*Goal*: Copy the records word for word, starting at the first line and ending with the line that contains "solution-line-15: 且α ∈".

>> Start

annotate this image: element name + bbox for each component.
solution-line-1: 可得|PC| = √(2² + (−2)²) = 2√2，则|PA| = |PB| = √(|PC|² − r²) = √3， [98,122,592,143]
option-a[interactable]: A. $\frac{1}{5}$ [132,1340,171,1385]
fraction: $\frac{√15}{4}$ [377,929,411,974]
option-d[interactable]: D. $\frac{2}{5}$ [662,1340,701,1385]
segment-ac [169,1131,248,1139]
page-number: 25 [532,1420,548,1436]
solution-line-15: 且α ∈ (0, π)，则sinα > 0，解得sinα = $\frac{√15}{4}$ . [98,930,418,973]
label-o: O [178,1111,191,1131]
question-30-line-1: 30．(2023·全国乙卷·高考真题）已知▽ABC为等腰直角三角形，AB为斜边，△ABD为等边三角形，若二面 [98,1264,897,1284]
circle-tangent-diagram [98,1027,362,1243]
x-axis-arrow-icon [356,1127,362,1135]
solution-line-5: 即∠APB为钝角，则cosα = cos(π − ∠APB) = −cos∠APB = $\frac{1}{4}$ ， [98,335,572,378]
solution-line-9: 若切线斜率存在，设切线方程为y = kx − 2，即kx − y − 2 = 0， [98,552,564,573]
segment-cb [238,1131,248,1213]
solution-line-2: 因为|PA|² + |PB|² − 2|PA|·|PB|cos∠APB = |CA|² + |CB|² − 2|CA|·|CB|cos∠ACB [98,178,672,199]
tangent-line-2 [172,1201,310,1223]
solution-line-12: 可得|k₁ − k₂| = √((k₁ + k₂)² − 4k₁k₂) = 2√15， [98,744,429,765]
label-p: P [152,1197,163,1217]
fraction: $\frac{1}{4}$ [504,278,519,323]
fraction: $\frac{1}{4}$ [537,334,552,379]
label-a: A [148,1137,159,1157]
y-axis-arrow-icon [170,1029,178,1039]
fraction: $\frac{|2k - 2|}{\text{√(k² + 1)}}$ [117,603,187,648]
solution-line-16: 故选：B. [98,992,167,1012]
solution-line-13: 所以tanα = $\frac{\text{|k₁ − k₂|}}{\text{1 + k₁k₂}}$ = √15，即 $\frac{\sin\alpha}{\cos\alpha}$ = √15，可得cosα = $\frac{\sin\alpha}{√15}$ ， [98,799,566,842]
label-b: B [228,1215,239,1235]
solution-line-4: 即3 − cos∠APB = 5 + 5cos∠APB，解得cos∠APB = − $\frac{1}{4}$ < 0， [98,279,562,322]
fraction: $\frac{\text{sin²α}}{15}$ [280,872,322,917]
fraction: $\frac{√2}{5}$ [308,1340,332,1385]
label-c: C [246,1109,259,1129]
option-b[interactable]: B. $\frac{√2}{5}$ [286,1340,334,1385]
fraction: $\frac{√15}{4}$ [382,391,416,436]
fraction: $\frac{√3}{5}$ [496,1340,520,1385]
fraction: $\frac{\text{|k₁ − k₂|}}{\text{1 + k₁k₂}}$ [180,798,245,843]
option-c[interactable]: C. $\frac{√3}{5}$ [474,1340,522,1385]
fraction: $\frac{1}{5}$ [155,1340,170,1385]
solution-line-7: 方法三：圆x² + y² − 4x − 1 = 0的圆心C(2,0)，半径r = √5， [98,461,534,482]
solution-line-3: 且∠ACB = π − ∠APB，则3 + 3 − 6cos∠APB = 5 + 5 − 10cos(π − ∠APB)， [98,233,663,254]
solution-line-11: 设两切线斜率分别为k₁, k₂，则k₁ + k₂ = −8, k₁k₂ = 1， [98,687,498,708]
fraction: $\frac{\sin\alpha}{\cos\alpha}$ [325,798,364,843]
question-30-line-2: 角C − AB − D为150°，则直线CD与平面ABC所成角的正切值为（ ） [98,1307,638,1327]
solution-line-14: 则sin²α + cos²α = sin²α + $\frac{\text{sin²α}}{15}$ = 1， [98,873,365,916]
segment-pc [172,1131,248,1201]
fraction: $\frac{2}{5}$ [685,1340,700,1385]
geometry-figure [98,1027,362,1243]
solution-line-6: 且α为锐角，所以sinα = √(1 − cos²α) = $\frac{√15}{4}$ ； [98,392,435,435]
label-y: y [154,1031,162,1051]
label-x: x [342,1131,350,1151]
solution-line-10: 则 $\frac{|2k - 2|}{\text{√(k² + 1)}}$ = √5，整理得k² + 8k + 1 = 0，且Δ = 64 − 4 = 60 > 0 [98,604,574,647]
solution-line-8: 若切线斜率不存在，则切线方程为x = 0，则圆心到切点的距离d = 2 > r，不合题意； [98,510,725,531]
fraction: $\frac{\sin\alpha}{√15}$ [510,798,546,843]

>> End

*Task output*:
annotate this image: element name + bbox for each component.
solution-line-1: 可得|PC| = √(2² + (−2)²) = 2√2，则|PA| = |PB| = √(|PC|² − r²) = √3， [98,122,592,143]
option-a[interactable]: A. $\frac{1}{5}$ [132,1340,171,1385]
fraction: $\frac{√15}{4}$ [377,929,411,974]
option-d[interactable]: D. $\frac{2}{5}$ [662,1340,701,1385]
segment-ac [169,1131,248,1139]
page-number: 25 [532,1420,548,1436]
solution-line-15: 且α ∈ (0, π)，则sinα > 0，解得sinα = $\frac{√15}{4}$ . [98,930,418,973]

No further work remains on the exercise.